--- start of DATA PROVIDED ---

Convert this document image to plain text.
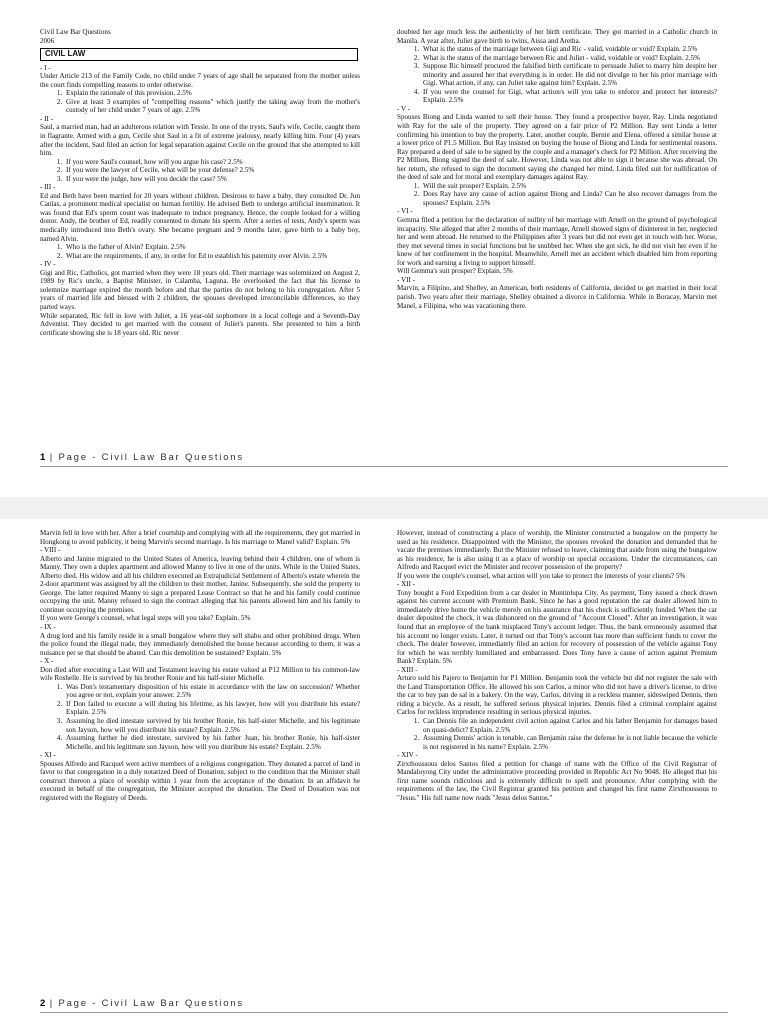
Civil Law Bar Questions
2006
CIVIL LAW

- I -

Under Article 213 of the Family Code, no child under 7 years of age shall be separated from the mother unless the court finds compelling reasons to order otherwise.

1. Explain the rationale of this provision. 2.5%
2. Give at least 3 examples of "compelling reasons" which justify the taking away from the mother's custody of her child under 7 years of age. 2.5%

- II -

Saul, a married man, had an adulterous relation with Tessie. In one of the trysts, Saul's wife, Cecile, caught them in flagrante. Armed with a gun, Cecile shot Saul in a fit of extreme jealousy, nearly killing him. Four (4) years after the incident, Saul filed an action for legal separation against Cecile on the ground that she attempted to kill him.

1. If you were Saul's counsel, how will you argue his case? 2.5%
2. If you were the lawyer of Cecile, what will be your defense? 2.5%
3. If you were the judge, how will you decide the case? 5%

- III -

Ed and Beth have been married for 20 years without children. Desirous to have a baby, they consulted Dr. Jun Canlas, a prominent medical specialist on human fertility. He advised Beth to undergo artificial insemination. It was found that Ed's sperm count was inadequate to induce pregnancy. Hence, the couple looked for a willing donor. Andy, the brother of Ed, readily consented to donate his sperm. After a series of tests, Andy's sperm was medically introduced into Beth's ovary. She became pregnant and 9 months later, gave birth to a baby boy, named Alvin.

1. Who is the father of Alvin? Explain. 2.5%
2. What are the requirements, if any, in order for Ed to establish his paternity over Alvin. 2.5%

- IV -

Gigi and Ric, Catholics, got married when they were 18 years old. Their marriage was solemnized on August 2, 1989 by Ric's uncle, a Baptist Minister, in Calamba, Laguna. He overlooked the fact that his license to solemnize marriage expired the month before and that the parties do not belong to his congregation. After 5 years of married life and blessed with 2 children, the spouses developed irreconcilable differences, so they parted ways.

While separated, Ric fell in love with Juliet, a 16 year-old sophomore in a local college and a Seventh-Day Adventist. They decided to get married with the consent of Juliet's parents. She presented to him a birth certificate showing she is 18 years old. Ric never

doubted her age much less the authenticity of her birth certificate. They got married in a Catholic church in Manila. A year after, Juliet gave birth to twins, Aissa and Aretha.

1. What is the status of the marriage between Gigi and Ric - valid, voidable or void? Explain. 2.5%
2. What is the status of the marriage between Ric and Juliet - valid, voidable or void? Explain. 2.5%
3. Suppose Ric himself procured the falsified birth certificate to persuade Juliet to marry him despite her minority and assured her that everything is in order. He did not divulge to her his prior marriage with Gigi. What action, if any, can Juliet take against him? Explain. 2.5%
4. If you were the counsel for Gigi, what action/s will you take to enforce and protect her interests? Explain. 2.5%

- V -

Spouses Biong and Linda wanted to sell their house. They found a prospective buyer, Ray. Linda negotiated with Ray for the sale of the property. They agreed on a fair price of P2 Million. Ray sent Linda a letter confirming his intention to buy the property. Later, another couple, Bernie and Elena, offered a similar house at a lower price of P1.5 Million. But Ray insisted on buying the house of Biong and Linda for sentimental reasons. Ray prepared a deed of sale to be signed by the couple and a manager's check for P2 Million. After receiving the P2 Million, Biong signed the deed of sale. However, Linda was not able to sign it because she was abroad. On her return, she refused to sign the document saying she changed her mind. Linda filed suit for nullification of the deed of sale and for moral and exemplary damages against Ray.

1. Will the suit prosper? Explain. 2.5%
2. Does Ray have any cause of action against Biong and Linda? Can he also recover damages from the spouses? Explain. 2.5%

- VI -

Gemma filed a petition for the declaration of nullity of her marriage with Arnell on the ground of psychological incapacity. She alleged that after 2 months of their marriage, Arnell showed signs of disinterest in her, neglected her and went abroad. He returned to the Philippines after 3 years but did not even get in touch with her. Worse, they met several times in social functions but he snubbed her. When she got sick, he did not visit her even if he knew of her confinement in the hospital. Meanwhile, Arnell met an accident which disabled him from reporting for work and earning a living to support himself.

Will Gemma's suit prosper? Explain. 5%

- VII -

Marvin, a Filipino, and Shelley, an American, both residents of California, decided to get married in their local parish. Two years after their marriage, Shelley obtained a divorce in California. While in Boracay, Marvin met Manel, a Filipina, who was vacationing there.

1 | Page - Civil Law Bar Questions

Marvin fell in love with her. After a brief courtship and complying with all the requirements, they got married in Hongkong to avoid publicity, it being Marvin's second marriage. Is his marriage to Manel valid? Explain. 5%

- VIII -

Alberto and Janine migrated to the United States of America, leaving behind their 4 children, one of whom is Manny. They own a duplex apartment and allowed Manny to live in one of the units. While in the United States, Alberto died. His widow and all his children executed an Extrajudicial Settlement of Alberto's estate wherein the 2-door apartment was assigned by all the children to their mother, Janine. Subsequently, she sold the property to George. The latter required Manny to sign a prepared Lease Contract so that he and his family could continue occupying the unit. Manny refused to sign the contract alleging that his parents allowed him and his family to continue occupying the premises.

If you were George's counsel, what legal steps will you take? Explain. 5%

- IX -

A drug lord and his family reside in a small bungalow where they sell shabu and other prohibited drugs. When the police found the illegal trade, they immediately demolished the house because according to them, it was a nuisance per se that should be abated. Can this demolition be sustained? Explain. 5%

- X -

Don died after executing a Last Will and Testament leaving his estate valued at P12 Million to his common-law wife Roshelle. He is survived by his brother Ronie and his half-sister Michelle.

1. Was Don's testamentary disposition of his estate in accordance with the law on succession? Whether you agree or not, explain your answer. 2.5%
2. If Don failed to execute a will during his lifetime, as his lawyer, how will you distribute his estate? Explain. 2.5%
3. Assuming he died intestate survived by his brother Ronie, his half-sister Michelle, and his legitimate son Jayson, how will you distribute his estate? Explain. 2.5%
4. Assuming further he died intestate, survived by his father Juan, his brother Ronie, his half-sister Michelle, and his legitimate son Jayson, how will you distribute his estate? Explain. 2.5%

- XI -

Spouses Alfredo and Racquel were active members of a religious congregation. They donated a parcel of land in favor to that congregation in a duly notarized Deed of Donation, subject to the condition that the Minister shall construct thereon a place of worship within 1 year from the acceptance of the donation. In an affidavit he executed in behalf of the congregation, the Minister accepted the donation. The Deed of Donation was not registered with the Registry of Deeds.

However, instead of constructing a place of worship, the Minister constructed a bungalow on the property he used as his residence. Disappointed with the Minister, the spouses revoked the donation and demanded that he vacate the premises immediately. But the Minister refused to leave, claiming that aside from using the bungalow as his residence, he is also using it as a place of worship on special occasions. Under the circumstances, can Alfredo and Racquel evict the Minister and recover possession of the property?

If you were the couple's counsel, what action will you take to protect the interests of your clients? 5%

- XII -

Tony bought a Ford Expedition from a car dealer in Muntinlupa City. As payment, Tony issued a check drawn against his current account with Premium Bank. Since he has a good reputation the car dealer allowed him to immediately drive home the vehicle merely on his assurance that his check is sufficiently funded. When the car dealer deposited the check, it was dishonored on the ground of "Account Closed". After an investigation, it was found that an employee of the bank misplaced Tony's account ledger. Thus, the bank erroneously assumed that his account no longer exists. Later, it turned out that Tony's account has more than sufficient funds to cover the check. The dealer however, immediately filed an action for recovery of possession of the vehicle against Tony for which he was terribly humiliated and embarrassed. Does Tony have a cause of action against Premium Bank? Explain. 5%

- XIII -

Arturo sold his Pajero to Benjamin for P1 Million. Benjamin took the vehicle but did not register the sale with the Land Transportation Office. He allowed his son Carlos, a minor who did not have a driver's license, to drive the car to buy pan de sal in a bakery. On the way, Carlos, driving in a reckless manner, sideswiped Dennis, then riding a bicycle. As a result, he suffered serious physical injuries. Dennis filed a criminal complaint against Carlos for reckless imprudence resulting in serious physical injuries.

1. Can Dennis file an independent civil action against Carlos and his father Benjamin for damages based on quasi-delict? Explain. 2.5%
2. Assuming Dennis' action is tenable, can Benjamin raise the defense he is not liable because the vehicle is not registered in his name? Explain. 2.5%

- XIV -

Zirxthoussous delos Santos filed a petition for change of name with the Office of the Civil Registrar of Mandaluyong City under the administrative proceeding provided in Republic Act No 9048. He alleged that his first name sounds ridiculous and is extremely difficult to spell and pronounce. After complying with the requirements of the law, the Civil Registrar granted his petition and changed his first name Zirxthoussous to "Jesus." His full name now reads "Jesus delos Santos."

2 | Page - Civil Law Bar Questions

--- end of DATA PROVIDED ---

[EXERCISE REQUIREMENTS] How many lines in the records above contain the word "between"? Reply with the number and nothing more.

[WORKED ANSWER] 2